# [What this task involves]
Every line that contains "координатным" counts once; give the total number of such lines, with no other words.

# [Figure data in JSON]
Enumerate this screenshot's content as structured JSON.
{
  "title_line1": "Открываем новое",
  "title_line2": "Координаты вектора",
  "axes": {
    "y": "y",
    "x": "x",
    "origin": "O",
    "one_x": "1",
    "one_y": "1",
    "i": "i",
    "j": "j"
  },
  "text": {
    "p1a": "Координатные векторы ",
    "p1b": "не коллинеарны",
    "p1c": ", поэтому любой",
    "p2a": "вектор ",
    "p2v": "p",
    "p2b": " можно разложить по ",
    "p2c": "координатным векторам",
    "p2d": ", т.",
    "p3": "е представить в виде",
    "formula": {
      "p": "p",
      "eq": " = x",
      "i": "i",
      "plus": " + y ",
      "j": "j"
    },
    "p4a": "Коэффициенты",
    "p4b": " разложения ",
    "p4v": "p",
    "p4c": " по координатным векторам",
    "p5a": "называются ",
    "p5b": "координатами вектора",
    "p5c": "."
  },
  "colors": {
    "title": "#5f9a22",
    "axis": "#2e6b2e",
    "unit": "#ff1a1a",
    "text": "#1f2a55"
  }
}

# [Written solution]
2